[start]
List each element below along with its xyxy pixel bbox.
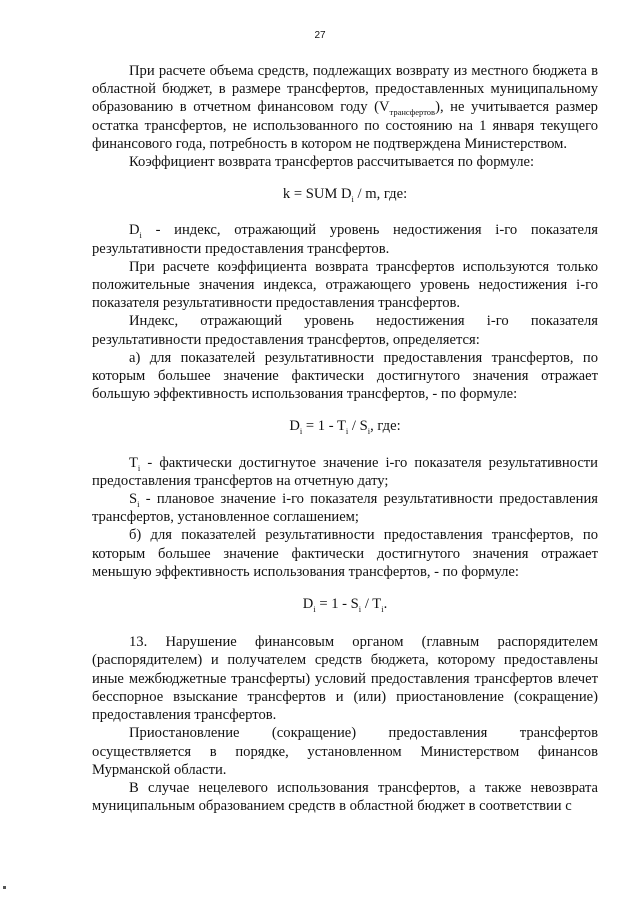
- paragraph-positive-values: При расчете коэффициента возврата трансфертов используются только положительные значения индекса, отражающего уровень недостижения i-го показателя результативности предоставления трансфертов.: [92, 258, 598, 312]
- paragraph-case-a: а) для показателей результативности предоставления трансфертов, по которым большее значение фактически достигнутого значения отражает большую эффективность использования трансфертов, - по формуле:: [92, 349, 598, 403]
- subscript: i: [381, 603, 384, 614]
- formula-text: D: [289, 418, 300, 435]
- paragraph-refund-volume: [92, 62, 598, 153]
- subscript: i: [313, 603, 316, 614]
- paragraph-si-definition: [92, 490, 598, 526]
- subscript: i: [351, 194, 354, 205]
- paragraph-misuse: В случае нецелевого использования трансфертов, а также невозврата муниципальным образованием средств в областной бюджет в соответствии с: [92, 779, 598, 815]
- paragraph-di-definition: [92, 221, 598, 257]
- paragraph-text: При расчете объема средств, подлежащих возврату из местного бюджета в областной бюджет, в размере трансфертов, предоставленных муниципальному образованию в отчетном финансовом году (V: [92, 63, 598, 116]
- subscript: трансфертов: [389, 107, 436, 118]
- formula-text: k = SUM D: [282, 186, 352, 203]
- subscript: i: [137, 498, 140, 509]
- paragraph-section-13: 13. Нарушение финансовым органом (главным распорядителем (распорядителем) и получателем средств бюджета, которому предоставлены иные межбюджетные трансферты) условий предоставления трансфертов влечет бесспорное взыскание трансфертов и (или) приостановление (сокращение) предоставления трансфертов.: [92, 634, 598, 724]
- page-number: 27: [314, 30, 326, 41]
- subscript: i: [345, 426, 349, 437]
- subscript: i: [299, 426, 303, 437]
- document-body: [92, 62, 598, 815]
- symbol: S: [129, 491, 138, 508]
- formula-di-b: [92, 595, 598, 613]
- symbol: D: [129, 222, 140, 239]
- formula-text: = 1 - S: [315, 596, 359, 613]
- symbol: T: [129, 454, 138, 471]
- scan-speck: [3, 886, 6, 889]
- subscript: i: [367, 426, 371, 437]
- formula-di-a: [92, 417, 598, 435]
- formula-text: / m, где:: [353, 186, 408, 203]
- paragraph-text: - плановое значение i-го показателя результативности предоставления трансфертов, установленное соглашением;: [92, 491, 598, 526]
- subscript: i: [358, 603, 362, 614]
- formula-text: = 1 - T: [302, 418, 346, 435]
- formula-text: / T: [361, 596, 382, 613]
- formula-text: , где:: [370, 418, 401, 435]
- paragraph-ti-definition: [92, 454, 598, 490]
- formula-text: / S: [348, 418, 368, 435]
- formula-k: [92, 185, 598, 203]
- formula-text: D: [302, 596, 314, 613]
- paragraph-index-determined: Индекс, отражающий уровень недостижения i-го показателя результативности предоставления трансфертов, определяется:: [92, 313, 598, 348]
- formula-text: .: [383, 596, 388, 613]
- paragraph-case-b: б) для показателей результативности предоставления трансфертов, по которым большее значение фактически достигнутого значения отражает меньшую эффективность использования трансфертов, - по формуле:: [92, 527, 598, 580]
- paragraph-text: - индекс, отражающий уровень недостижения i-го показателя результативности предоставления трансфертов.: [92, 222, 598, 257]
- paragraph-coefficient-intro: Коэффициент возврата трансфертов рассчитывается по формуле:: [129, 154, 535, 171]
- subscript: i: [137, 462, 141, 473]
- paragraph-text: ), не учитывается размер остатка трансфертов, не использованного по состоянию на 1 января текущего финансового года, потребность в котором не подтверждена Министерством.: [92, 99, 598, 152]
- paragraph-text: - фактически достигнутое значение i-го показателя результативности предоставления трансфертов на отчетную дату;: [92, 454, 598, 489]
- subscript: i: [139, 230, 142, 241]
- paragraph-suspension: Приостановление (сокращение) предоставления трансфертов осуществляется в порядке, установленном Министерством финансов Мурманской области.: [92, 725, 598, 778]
[end]
Stated goal — Rewrite the listing as a JSON list of strings, one string per line and no blank lines, starting at the line containing "- paragraph-positive-values: При" and ending at the line containing "- subscript: i: [345, 426, 349, 437]".

Response to the exercise —
[
  "- paragraph-positive-values: При расчете коэффициента возврата трансфертов используются только положительные значения индекса, отражающего уровень недостижения i-го показателя результативности предоставления трансфертов.: [92, 258, 598, 312]",
  "- paragraph-case-a: а) для показателей результативности предоставления трансфертов, по которым большее значение фактически достигнутого значения отражает большую эффективность использования трансфертов, - по формуле:: [92, 349, 598, 403]",
  "- subscript: i: [381, 603, 384, 614]",
  "- formula-text: D: [289, 418, 300, 435]",
  "- paragraph-refund-volume: [92, 62, 598, 153]",
  "- subscript: i: [313, 603, 316, 614]",
  "- paragraph-si-definition: [92, 490, 598, 526]",
  "- subscript: i: [351, 194, 354, 205]",
  "- paragraph-misuse: В случае нецелевого использования трансфертов, а также невозврата муниципальным образованием средств в областной бюджет в соответствии с: [92, 779, 598, 815]",
  "- paragraph-di-definition: [92, 221, 598, 257]",
  "- paragraph-text: При расчете объема средств, подлежащих возврату из местного бюджета в областной бюджет, в размере трансфертов, предоставленных муниципальному образованию в отчетном финансовом году (V: [92, 63, 598, 116]",
  "- subscript: трансфертов: [389, 107, 436, 118]",
  "- formula-text: k = SUM D: [282, 186, 352, 203]",
  "- subscript: i: [137, 498, 140, 509]",
  "- paragraph-section-13: 13. Нарушение финансовым органом (главным распорядителем (распорядителем) и получателем средств бюджета, которому предоставлены иные межбюджетные трансферты) условий предоставления трансфертов влечет бесспорное взыскание трансфертов и (или) приостановление (сокращение) предоставления трансфертов.: [92, 634, 598, 724]",
  "- page-number: 27: [314, 30, 326, 41]",
  "- subscript: i: [345, 426, 349, 437]"
]